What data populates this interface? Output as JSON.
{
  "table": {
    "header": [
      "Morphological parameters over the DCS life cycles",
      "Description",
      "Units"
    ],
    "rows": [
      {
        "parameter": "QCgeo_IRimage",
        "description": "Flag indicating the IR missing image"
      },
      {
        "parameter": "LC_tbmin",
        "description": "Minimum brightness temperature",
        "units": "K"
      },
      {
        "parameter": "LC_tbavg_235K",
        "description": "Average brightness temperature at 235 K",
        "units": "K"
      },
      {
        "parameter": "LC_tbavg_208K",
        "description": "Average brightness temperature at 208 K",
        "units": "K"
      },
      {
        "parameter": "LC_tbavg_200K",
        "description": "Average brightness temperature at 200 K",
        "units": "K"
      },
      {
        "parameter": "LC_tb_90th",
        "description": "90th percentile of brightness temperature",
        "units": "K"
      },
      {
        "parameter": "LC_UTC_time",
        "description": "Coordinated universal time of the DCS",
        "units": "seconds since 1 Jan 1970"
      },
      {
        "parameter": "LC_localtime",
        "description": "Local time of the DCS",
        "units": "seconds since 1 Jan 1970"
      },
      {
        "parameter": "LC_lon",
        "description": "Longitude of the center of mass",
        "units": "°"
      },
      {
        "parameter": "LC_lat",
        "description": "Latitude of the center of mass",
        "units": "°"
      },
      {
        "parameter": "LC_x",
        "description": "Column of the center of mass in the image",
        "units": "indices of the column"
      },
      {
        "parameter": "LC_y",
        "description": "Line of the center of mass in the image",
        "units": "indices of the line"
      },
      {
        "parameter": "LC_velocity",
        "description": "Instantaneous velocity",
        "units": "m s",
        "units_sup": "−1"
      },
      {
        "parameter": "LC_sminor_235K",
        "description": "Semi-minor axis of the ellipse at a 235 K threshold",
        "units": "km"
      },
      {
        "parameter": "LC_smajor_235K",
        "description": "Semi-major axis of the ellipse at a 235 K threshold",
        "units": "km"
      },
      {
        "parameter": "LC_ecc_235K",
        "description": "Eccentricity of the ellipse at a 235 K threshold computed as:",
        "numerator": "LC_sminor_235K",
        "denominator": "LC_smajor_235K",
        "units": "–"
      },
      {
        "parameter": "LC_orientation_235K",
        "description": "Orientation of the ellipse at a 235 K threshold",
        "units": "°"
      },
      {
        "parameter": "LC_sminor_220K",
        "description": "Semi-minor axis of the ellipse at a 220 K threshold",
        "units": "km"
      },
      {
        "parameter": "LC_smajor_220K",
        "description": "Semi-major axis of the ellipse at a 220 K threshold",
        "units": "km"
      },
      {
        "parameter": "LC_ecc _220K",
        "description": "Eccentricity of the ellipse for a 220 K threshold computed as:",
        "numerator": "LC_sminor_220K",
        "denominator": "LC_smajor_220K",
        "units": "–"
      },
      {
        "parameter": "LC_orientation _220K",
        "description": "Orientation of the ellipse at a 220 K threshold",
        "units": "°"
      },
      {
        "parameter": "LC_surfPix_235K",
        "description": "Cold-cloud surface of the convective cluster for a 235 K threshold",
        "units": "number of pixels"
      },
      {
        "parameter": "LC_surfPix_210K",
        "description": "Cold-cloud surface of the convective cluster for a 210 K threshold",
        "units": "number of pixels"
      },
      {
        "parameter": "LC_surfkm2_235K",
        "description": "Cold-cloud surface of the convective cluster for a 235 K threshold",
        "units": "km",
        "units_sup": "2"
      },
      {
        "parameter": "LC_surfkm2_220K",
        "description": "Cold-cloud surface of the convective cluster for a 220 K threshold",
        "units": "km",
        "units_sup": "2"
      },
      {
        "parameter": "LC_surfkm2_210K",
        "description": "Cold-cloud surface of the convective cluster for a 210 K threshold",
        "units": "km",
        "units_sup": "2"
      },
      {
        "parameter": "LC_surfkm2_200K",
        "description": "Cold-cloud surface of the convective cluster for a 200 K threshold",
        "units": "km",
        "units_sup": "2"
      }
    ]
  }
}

WHAT IS REQUIRED » Extract the full listing and reproduce each line exactly.

EXPECTED OUTPUT »
What data populates this interface? Output as JSON.
{
  "table": {
    "header": [
      "Morphological parameters over the DCS life cycles",
      "Description",
      "Units"
    ],
    "rows": [
      {
        "parameter": "QCgeo_IRimage",
        "description": "Flag indicating the IR missing image"
      },
      {
        "parameter": "LC_tbmin",
        "description": "Minimum brightness temperature",
        "units": "K"
      },
      {
        "parameter": "LC_tbavg_235K",
        "description": "Average brightness temperature at 235 K",
        "units": "K"
      },
      {
        "parameter": "LC_tbavg_208K",
        "description": "Average brightness temperature at 208 K",
        "units": "K"
      },
      {
        "parameter": "LC_tbavg_200K",
        "description": "Average brightness temperature at 200 K",
        "units": "K"
      },
      {
        "parameter": "LC_tb_90th",
        "description": "90th percentile of brightness temperature",
        "units": "K"
      },
      {
        "parameter": "LC_UTC_time",
        "description": "Coordinated universal time of the DCS",
        "units": "seconds since 1 Jan 1970"
      },
      {
        "parameter": "LC_localtime",
        "description": "Local time of the DCS",
        "units": "seconds since 1 Jan 1970"
      },
      {
        "parameter": "LC_lon",
        "description": "Longitude of the center of mass",
        "units": "°"
      },
      {
        "parameter": "LC_lat",
        "description": "Latitude of the center of mass",
        "units": "°"
      },
      {
        "parameter": "LC_x",
        "description": "Column of the center of mass in the image",
        "units": "indices of the column"
      },
      {
        "parameter": "LC_y",
        "description": "Line of the center of mass in the image",
        "units": "indices of the line"
      },
      {
        "parameter": "LC_velocity",
        "description": "Instantaneous velocity",
        "units": "m s",
        "units_sup": "−1"
      },
      {
        "parameter": "LC_sminor_235K",
        "description": "Semi-minor axis of the ellipse at a 235 K threshold",
        "units": "km"
      },
      {
        "parameter": "LC_smajor_235K",
        "description": "Semi-major axis of the ellipse at a 235 K threshold",
        "units": "km"
      },
      {
        "parameter": "LC_ecc_235K",
        "description": "Eccentricity of the ellipse at a 235 K threshold computed as:",
        "numerator": "LC_sminor_235K",
        "denominator": "LC_smajor_235K",
        "units": "–"
      },
      {
        "parameter": "LC_orientation_235K",
        "description": "Orientation of the ellipse at a 235 K threshold",
        "units": "°"
      },
      {
        "parameter": "LC_sminor_220K",
        "description": "Semi-minor axis of the ellipse at a 220 K threshold",
        "units": "km"
      },
      {
        "parameter": "LC_smajor_220K",
        "description": "Semi-major axis of the ellipse at a 220 K threshold",
        "units": "km"
      },
      {
        "parameter": "LC_ecc _220K",
        "description": "Eccentricity of the ellipse for a 220 K threshold computed as:",
        "numerator": "LC_sminor_220K",
        "denominator": "LC_smajor_220K",
        "units": "–"
      },
      {
        "parameter": "LC_orientation _220K",
        "description": "Orientation of the ellipse at a 220 K threshold",
        "units": "°"
      },
      {
        "parameter": "LC_surfPix_235K",
        "description": "Cold-cloud surface of the convective cluster for a 235 K threshold",
        "units": "number of pixels"
      },
      {
        "parameter": "LC_surfPix_210K",
        "description": "Cold-cloud surface of the convective cluster for a 210 K threshold",
        "units": "number of pixels"
      },
      {
        "parameter": "LC_surfkm2_235K",
        "description": "Cold-cloud surface of the convective cluster for a 235 K threshold",
        "units": "km",
        "units_sup": "2"
      },
      {
        "parameter": "LC_surfkm2_220K",
        "description": "Cold-cloud surface of the convective cluster for a 220 K threshold",
        "units": "km",
        "units_sup": "2"
      },
      {
        "parameter": "LC_surfkm2_210K",
        "description": "Cold-cloud surface of the convective cluster for a 210 K threshold",
        "units": "km",
        "units_sup": "2"
      },
      {
        "parameter": "LC_surfkm2_200K",
        "description": "Cold-cloud surface of the convective cluster for a 200 K threshold",
        "units": "km",
        "units_sup": "2"
      }
    ]
  }
}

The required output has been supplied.